**Records shown:**

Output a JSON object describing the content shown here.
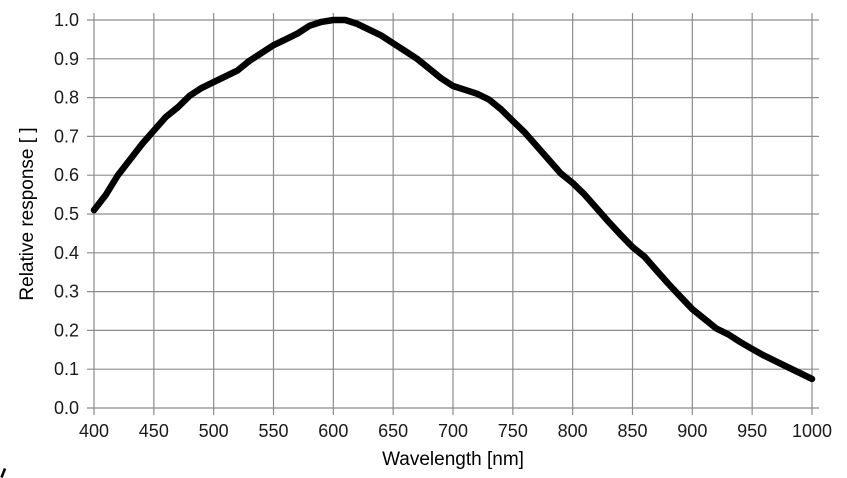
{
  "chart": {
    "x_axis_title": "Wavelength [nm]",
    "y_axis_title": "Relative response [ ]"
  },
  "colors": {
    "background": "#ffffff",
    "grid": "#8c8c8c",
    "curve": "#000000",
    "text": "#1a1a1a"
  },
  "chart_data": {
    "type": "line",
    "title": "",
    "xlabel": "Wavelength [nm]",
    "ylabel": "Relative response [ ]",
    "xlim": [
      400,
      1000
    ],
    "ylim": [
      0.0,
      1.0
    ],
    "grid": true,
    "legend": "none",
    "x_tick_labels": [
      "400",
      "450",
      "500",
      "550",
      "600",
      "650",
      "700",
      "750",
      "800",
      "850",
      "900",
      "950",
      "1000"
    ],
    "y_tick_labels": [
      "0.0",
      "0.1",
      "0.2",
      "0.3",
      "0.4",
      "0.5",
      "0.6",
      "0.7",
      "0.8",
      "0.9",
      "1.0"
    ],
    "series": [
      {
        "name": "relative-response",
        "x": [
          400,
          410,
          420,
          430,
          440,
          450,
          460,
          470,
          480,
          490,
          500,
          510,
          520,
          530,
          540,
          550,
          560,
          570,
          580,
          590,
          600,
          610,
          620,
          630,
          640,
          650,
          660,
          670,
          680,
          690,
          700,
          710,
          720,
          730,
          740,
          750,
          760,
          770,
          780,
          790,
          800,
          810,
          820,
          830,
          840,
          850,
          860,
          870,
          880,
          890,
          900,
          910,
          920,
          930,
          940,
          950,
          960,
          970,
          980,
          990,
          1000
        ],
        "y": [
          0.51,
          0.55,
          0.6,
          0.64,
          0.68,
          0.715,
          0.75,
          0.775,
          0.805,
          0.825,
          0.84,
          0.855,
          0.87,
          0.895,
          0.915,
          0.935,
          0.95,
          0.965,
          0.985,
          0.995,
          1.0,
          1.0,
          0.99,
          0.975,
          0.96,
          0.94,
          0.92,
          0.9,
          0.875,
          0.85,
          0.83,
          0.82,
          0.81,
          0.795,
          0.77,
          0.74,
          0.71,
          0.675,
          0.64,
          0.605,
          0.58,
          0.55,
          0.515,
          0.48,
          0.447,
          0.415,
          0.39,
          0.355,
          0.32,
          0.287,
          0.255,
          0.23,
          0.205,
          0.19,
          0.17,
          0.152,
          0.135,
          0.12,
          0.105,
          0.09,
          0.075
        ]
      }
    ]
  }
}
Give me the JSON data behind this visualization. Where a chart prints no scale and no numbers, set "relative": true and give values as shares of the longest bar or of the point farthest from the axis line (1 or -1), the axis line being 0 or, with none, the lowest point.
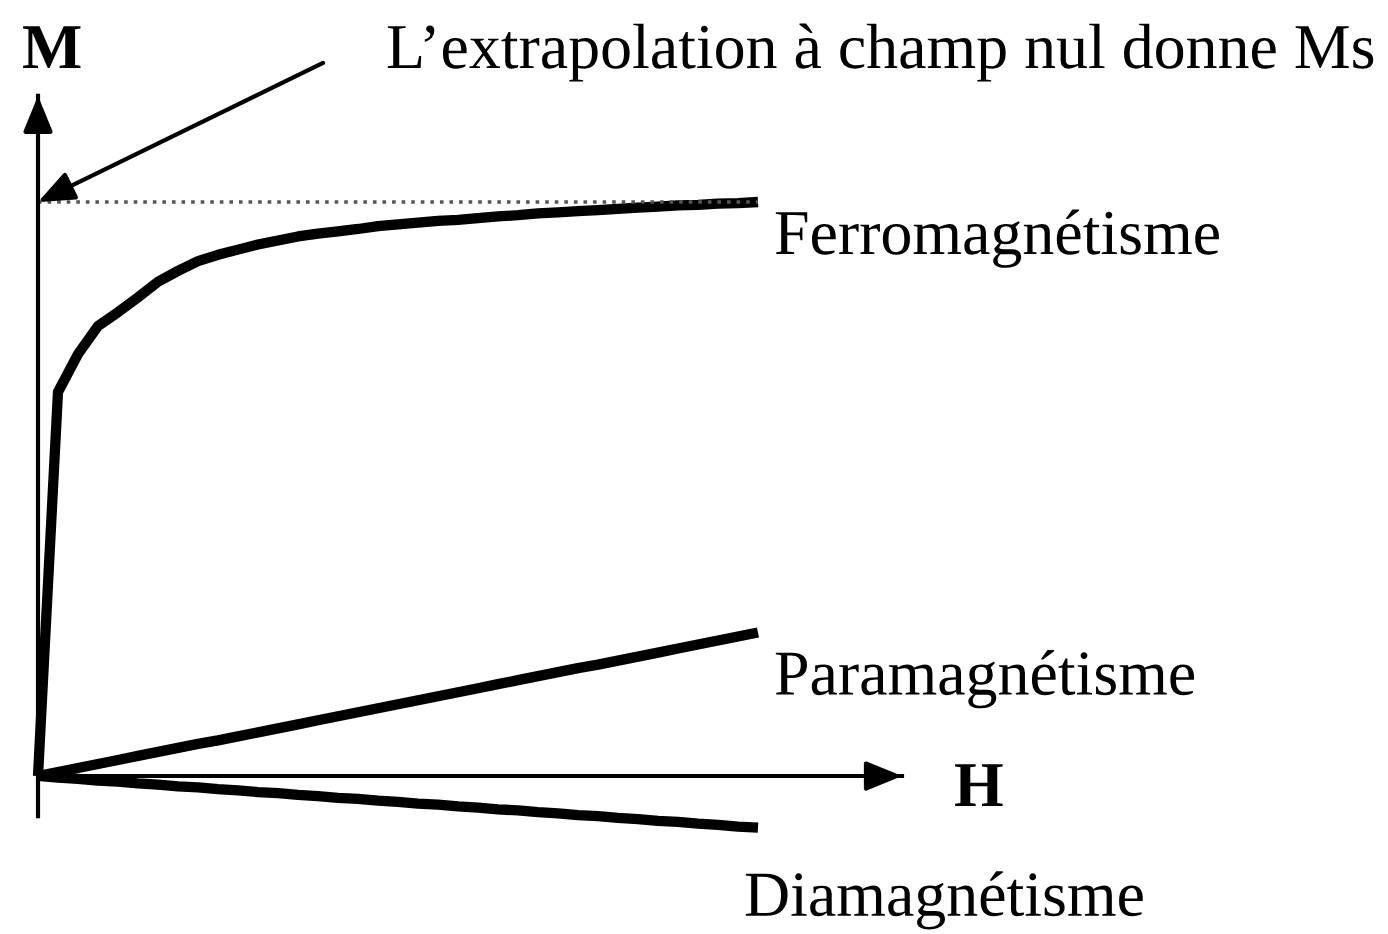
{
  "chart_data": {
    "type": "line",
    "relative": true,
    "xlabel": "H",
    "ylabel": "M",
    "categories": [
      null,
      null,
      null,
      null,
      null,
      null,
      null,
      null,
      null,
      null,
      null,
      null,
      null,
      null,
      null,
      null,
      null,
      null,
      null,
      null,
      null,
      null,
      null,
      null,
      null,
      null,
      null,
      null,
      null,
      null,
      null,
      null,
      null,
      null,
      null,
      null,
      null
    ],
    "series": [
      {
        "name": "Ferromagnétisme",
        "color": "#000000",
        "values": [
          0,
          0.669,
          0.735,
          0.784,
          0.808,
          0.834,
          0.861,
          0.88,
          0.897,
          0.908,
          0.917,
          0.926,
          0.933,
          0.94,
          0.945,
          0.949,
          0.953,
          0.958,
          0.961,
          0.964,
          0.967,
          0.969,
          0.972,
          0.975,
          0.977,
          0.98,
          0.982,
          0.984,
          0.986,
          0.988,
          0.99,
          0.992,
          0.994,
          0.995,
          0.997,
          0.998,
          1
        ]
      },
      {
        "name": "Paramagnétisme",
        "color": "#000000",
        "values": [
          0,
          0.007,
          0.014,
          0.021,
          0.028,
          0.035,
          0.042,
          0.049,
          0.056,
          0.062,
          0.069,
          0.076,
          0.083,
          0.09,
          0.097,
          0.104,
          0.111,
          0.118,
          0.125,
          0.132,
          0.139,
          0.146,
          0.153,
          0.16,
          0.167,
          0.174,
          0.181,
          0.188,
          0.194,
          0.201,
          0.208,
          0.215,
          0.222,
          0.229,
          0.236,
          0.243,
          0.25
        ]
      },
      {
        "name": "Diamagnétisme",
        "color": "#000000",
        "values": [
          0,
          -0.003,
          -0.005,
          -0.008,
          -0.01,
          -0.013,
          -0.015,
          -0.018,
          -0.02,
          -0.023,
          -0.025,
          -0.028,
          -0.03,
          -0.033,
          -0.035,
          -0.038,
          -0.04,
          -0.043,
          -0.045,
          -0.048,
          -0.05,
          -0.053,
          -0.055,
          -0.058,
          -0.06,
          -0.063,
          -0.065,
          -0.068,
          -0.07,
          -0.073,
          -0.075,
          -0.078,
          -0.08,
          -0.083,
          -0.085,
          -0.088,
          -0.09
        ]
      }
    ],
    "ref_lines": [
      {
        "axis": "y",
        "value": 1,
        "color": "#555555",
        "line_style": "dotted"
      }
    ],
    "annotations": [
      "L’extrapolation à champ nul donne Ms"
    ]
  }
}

**The exercise:**
Print each entry shown above with exact wording and no pictures.

**Answer to the task:**
Output a JSON object describing the content shown here.
{
  "chart": {
    "x_axis_title": "Wavelength [nm]",
    "y_axis_title": "Relative response [ ]"
  },
  "colors": {
    "background": "#ffffff",
    "grid": "#8c8c8c",
    "curve": "#000000",
    "text": "#1a1a1a"
  },
  "chart_data": {
    "type": "line",
    "title": "",
    "xlabel": "Wavelength [nm]",
    "ylabel": "Relative response [ ]",
    "xlim": [
      400,
      1000
    ],
    "ylim": [
      0.0,
      1.0
    ],
    "grid": true,
    "legend": "none",
    "x_tick_labels": [
      "400",
      "450",
      "500",
      "550",
      "600",
      "650",
      "700",
      "750",
      "800",
      "850",
      "900",
      "950",
      "1000"
    ],
    "y_tick_labels": [
      "0.0",
      "0.1",
      "0.2",
      "0.3",
      "0.4",
      "0.5",
      "0.6",
      "0.7",
      "0.8",
      "0.9",
      "1.0"
    ],
    "series": [
      {
        "name": "relative-response",
        "x": [
          400,
          410,
          420,
          430,
          440,
          450,
          460,
          470,
          480,
          490,
          500,
          510,
          520,
          530,
          540,
          550,
          560,
          570,
          580,
          590,
          600,
          610,
          620,
          630,
          640,
          650,
          660,
          670,
          680,
          690,
          700,
          710,
          720,
          730,
          740,
          750,
          760,
          770,
          780,
          790,
          800,
          810,
          820,
          830,
          840,
          850,
          860,
          870,
          880,
          890,
          900,
          910,
          920,
          930,
          940,
          950,
          960,
          970,
          980,
          990,
          1000
        ],
        "y": [
          0.51,
          0.55,
          0.6,
          0.64,
          0.68,
          0.715,
          0.75,
          0.775,
          0.805,
          0.825,
          0.84,
          0.855,
          0.87,
          0.895,
          0.915,
          0.935,
          0.95,
          0.965,
          0.985,
          0.995,
          1.0,
          1.0,
          0.99,
          0.975,
          0.96,
          0.94,
          0.92,
          0.9,
          0.875,
          0.85,
          0.83,
          0.82,
          0.81,
          0.795,
          0.77,
          0.74,
          0.71,
          0.675,
          0.64,
          0.605,
          0.58,
          0.55,
          0.515,
          0.48,
          0.447,
          0.415,
          0.39,
          0.355,
          0.32,
          0.287,
          0.255,
          0.23,
          0.205,
          0.19,
          0.17,
          0.152,
          0.135,
          0.12,
          0.105,
          0.09,
          0.075
        ]
      }
    ]
  }
}
Give me the JSON data behind this visualization. Where a chart prints no scale and no numbers, set "relative": true and give values as shares of the longest bar or of the point farthest from the axis line (1 or -1), the axis line being 0 or, with none, the lowest point.
{
  "chart_data": {
    "type": "line",
    "relative": true,
    "xlabel": "H",
    "ylabel": "M",
    "categories": [
      null,
      null,
      null,
      null,
      null,
      null,
      null,
      null,
      null,
      null,
      null,
      null,
      null,
      null,
      null,
      null,
      null,
      null,
      null,
      null,
      null,
      null,
      null,
      null,
      null,
      null,
      null,
      null,
      null,
      null,
      null,
      null,
      null,
      null,
      null,
      null,
      null
    ],
    "series": [
      {
        "name": "Ferromagnétisme",
        "color": "#000000",
        "values": [
          0,
          0.669,
          0.735,
          0.784,
          0.808,
          0.834,
          0.861,
          0.88,
          0.897,
          0.908,
          0.917,
          0.926,
          0.933,
          0.94,
          0.945,
          0.949,
          0.953,
          0.958,
          0.961,
          0.964,
          0.967,
          0.969,
          0.972,
          0.975,
          0.977,
          0.98,
          0.982,
          0.984,
          0.986,
          0.988,
          0.99,
          0.992,
          0.994,
          0.995,
          0.997,
          0.998,
          1
        ]
      },
      {
        "name": "Paramagnétisme",
        "color": "#000000",
        "values": [
          0,
          0.007,
          0.014,
          0.021,
          0.028,
          0.035,
          0.042,
          0.049,
          0.056,
          0.062,
          0.069,
          0.076,
          0.083,
          0.09,
          0.097,
          0.104,
          0.111,
          0.118,
          0.125,
          0.132,
          0.139,
          0.146,
          0.153,
          0.16,
          0.167,
          0.174,
          0.181,
          0.188,
          0.194,
          0.201,
          0.208,
          0.215,
          0.222,
          0.229,
          0.236,
          0.243,
          0.25
        ]
      },
      {
        "name": "Diamagnétisme",
        "color": "#000000",
        "values": [
          0,
          -0.003,
          -0.005,
          -0.008,
          -0.01,
          -0.013,
          -0.015,
          -0.018,
          -0.02,
          -0.023,
          -0.025,
          -0.028,
          -0.03,
          -0.033,
          -0.035,
          -0.038,
          -0.04,
          -0.043,
          -0.045,
          -0.048,
          -0.05,
          -0.053,
          -0.055,
          -0.058,
          -0.06,
          -0.063,
          -0.065,
          -0.068,
          -0.07,
          -0.073,
          -0.075,
          -0.078,
          -0.08,
          -0.083,
          -0.085,
          -0.088,
          -0.09
        ]
      }
    ],
    "ref_lines": [
      {
        "axis": "y",
        "value": 1,
        "color": "#555555",
        "line_style": "dotted"
      }
    ],
    "annotations": [
      "L’extrapolation à champ nul donne Ms"
    ]
  }
}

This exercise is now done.